| EXERCISE INSTRUCTIONS |
Find each line with the string "botanikus" and report it.

Stored records:
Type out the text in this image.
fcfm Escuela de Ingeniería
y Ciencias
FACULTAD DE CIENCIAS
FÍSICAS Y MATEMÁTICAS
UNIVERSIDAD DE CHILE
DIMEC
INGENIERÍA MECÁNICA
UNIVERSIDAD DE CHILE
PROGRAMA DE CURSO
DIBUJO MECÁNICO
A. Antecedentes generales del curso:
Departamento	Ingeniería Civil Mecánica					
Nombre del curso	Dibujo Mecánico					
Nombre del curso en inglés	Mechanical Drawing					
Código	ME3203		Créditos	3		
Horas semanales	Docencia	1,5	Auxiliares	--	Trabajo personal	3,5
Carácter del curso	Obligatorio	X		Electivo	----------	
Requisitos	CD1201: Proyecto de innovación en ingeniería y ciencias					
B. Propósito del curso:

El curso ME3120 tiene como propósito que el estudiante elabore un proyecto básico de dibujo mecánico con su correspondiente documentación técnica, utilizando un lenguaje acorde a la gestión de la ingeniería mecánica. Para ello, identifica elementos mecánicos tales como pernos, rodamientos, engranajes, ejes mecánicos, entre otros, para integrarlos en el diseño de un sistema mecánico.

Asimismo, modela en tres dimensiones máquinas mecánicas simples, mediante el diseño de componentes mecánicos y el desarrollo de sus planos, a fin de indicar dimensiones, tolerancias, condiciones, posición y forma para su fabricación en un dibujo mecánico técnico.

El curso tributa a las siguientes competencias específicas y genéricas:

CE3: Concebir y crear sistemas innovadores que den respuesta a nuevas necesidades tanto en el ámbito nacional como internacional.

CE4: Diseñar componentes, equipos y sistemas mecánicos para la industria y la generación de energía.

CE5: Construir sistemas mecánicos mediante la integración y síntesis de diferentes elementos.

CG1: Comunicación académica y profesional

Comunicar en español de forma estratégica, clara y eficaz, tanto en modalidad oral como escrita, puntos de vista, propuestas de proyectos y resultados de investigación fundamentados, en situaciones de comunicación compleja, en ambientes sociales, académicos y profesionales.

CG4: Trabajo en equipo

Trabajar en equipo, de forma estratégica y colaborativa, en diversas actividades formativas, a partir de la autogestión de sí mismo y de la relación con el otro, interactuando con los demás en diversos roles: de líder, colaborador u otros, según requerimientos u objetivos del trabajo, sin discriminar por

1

* * *

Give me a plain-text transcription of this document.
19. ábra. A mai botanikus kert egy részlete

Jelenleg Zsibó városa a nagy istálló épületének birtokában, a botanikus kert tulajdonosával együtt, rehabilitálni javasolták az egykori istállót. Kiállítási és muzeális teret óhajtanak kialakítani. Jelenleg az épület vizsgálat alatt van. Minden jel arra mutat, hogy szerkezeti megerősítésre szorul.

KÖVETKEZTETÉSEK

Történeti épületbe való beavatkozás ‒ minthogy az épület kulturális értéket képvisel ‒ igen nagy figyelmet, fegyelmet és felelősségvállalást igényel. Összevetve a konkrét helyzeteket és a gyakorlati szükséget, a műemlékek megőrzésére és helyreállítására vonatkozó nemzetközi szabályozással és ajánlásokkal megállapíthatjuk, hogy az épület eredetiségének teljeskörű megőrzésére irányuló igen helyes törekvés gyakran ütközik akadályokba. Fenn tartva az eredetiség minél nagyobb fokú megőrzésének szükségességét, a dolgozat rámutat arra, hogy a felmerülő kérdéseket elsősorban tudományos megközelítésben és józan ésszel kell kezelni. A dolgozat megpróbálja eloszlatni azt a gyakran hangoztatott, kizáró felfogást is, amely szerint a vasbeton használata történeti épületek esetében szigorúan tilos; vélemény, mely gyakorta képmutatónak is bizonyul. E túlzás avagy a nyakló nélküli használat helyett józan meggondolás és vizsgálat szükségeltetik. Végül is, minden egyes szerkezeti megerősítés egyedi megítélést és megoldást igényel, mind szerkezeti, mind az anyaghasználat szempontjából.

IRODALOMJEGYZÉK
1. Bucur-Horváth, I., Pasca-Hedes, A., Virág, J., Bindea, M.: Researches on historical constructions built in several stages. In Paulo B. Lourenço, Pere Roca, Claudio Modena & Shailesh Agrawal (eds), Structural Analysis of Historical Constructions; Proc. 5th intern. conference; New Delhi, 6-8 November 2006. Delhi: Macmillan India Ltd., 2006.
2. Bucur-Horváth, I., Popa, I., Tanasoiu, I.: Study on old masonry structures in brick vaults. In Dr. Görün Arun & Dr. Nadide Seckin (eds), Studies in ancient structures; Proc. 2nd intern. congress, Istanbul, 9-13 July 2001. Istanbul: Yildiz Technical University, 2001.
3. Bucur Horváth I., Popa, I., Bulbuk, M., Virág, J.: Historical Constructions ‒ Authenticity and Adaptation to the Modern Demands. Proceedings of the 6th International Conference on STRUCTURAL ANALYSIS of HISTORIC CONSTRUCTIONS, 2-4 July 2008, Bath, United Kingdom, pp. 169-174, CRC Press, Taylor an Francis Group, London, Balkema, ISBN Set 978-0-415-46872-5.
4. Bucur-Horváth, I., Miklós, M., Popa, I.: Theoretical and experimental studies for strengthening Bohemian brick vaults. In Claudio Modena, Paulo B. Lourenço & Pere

| WRITTEN ANSWER |
19. ábra. A mai botanikus kert egy részlete
Jelenleg Zsibó városa a nagy istálló épületének birtokában, a botanikus kert tulajdonosával együtt, rehabilitálni javasolták az egykori istállót. Kiállítási és muzeális teret óhajtanak kialakítani. Jelenleg az épület vizsgálat alatt van. Minden jel arra mutat, hogy szerkezeti megerősítésre szorul.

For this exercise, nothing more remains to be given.